▶ _What to work on_
Below is a set of records; restate each one word for word.

▶ _Excerpt from a dataset_
■ ■ ■ ■ ■ ■ ■
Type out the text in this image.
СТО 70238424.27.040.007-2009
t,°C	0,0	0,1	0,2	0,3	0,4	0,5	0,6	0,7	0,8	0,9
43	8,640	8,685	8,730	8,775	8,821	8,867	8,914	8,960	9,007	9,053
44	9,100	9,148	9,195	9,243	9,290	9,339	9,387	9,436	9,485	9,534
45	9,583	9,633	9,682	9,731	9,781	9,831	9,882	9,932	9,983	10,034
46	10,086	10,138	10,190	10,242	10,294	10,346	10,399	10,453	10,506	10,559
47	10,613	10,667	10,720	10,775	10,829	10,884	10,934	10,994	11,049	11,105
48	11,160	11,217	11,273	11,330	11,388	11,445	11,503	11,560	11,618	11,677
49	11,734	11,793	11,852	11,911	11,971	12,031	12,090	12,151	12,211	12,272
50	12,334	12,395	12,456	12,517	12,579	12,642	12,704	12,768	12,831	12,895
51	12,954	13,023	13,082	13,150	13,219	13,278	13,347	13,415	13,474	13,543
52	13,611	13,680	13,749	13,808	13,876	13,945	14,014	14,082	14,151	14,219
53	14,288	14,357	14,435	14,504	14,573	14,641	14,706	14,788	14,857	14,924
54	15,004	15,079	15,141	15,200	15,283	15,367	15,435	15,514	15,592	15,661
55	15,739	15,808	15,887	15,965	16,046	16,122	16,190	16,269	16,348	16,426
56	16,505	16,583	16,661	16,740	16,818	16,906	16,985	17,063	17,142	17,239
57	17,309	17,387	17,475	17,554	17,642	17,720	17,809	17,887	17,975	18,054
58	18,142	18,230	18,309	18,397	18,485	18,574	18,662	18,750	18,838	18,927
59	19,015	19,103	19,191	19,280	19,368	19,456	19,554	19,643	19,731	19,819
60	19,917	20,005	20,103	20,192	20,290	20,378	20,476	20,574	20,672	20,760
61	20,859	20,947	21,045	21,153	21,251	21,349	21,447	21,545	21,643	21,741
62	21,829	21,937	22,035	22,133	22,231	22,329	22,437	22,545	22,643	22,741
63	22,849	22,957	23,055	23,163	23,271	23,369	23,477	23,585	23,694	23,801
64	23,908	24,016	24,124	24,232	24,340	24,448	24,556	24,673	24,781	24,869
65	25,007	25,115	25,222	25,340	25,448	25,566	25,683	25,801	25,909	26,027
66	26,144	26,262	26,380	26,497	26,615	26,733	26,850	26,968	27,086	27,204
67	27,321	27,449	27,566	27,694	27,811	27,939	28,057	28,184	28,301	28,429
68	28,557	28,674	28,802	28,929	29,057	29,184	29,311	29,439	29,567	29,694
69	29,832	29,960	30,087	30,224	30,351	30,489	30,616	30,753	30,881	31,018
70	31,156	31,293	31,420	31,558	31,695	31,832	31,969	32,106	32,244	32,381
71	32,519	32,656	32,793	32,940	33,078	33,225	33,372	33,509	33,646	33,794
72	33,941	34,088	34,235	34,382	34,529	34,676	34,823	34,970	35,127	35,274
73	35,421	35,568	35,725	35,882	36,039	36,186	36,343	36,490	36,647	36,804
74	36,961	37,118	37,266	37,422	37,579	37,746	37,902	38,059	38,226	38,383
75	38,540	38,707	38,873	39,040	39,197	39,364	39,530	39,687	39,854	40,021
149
■ ■ ■ ■ ■ ■ ■
▶ _Solution_
Type out the text in this image.
СТО 70238424.27.040.007-2009
t,°C	0,0	0,1	0,2	0,3	0,4	0,5	0,6	0,7	0,8	0,9
43	8,640	8,685	8,730	8,775	8,821	8,867	8,914	8,960	9,007	9,053
44	9,100	9,148	9,195	9,243	9,290	9,339	9,387	9,436	9,485	9,534
45	9,583	9,633	9,682	9,731	9,781	9,831	9,882	9,932	9,983	10,034
46	10,086	10,138	10,190	10,242	10,294	10,346	10,399	10,453	10,506	10,559
47	10,613	10,667	10,720	10,775	10,829	10,884	10,934	10,994	11,049	11,105
48	11,160	11,217	11,273	11,330	11,388	11,445	11,503	11,560	11,618	11,677
49	11,734	11,793	11,852	11,911	11,971	12,031	12,090	12,151	12,211	12,272
50	12,334	12,395	12,456	12,517	12,579	12,642	12,704	12,768	12,831	12,895
51	12,954	13,023	13,082	13,150	13,219	13,278	13,347	13,415	13,474	13,543
52	13,611	13,680	13,749	13,808	13,876	13,945	14,014	14,082	14,151	14,219
53	14,288	14,357	14,435	14,504	14,573	14,641	14,706	14,788	14,857	14,924
54	15,004	15,079	15,141	15,200	15,283	15,367	15,435	15,514	15,592	15,661
55	15,739	15,808	15,887	15,965	16,046	16,122	16,190	16,269	16,348	16,426
56	16,505	16,583	16,661	16,740	16,818	16,906	16,985	17,063	17,142	17,239
57	17,309	17,387	17,475	17,554	17,642	17,720	17,809	17,887	17,975	18,054
58	18,142	18,230	18,309	18,397	18,485	18,574	18,662	18,750	18,838	18,927
59	19,015	19,103	19,191	19,280	19,368	19,456	19,554	19,643	19,731	19,819
60	19,917	20,005	20,103	20,192	20,290	20,378	20,476	20,574	20,672	20,760
61	20,859	20,947	21,045	21,153	21,251	21,349	21,447	21,545	21,643	21,741
62	21,829	21,937	22,035	22,133	22,231	22,329	22,437	22,545	22,643	22,741
63	22,849	22,957	23,055	23,163	23,271	23,369	23,477	23,585	23,694	23,801
64	23,908	24,016	24,124	24,232	24,340	24,448	24,556	24,673	24,781	24,869
65	25,007	25,115	25,222	25,340	25,448	25,566	25,683	25,801	25,909	26,027
66	26,144	26,262	26,380	26,497	26,615	26,733	26,850	26,968	27,086	27,204
67	27,321	27,449	27,566	27,694	27,811	27,939	28,057	28,184	28,301	28,429
68	28,557	28,674	28,802	28,929	29,057	29,184	29,311	29,439	29,567	29,694
69	29,832	29,960	30,087	30,224	30,351	30,489	30,616	30,753	30,881	31,018
70	31,156	31,293	31,420	31,558	31,695	31,832	31,969	32,106	32,244	32,381
71	32,519	32,656	32,793	32,940	33,078	33,225	33,372	33,509	33,646	33,794
72	33,941	34,088	34,235	34,382	34,529	34,676	34,823	34,970	35,127	35,274
73	35,421	35,568	35,725	35,882	36,039	36,186	36,343	36,490	36,647	36,804
74	36,961	37,118	37,266	37,422	37,579	37,746	37,902	38,059	38,226	38,383
75	38,540	38,707	38,873	39,040	39,197	39,364	39,530	39,687	39,854	40,021
149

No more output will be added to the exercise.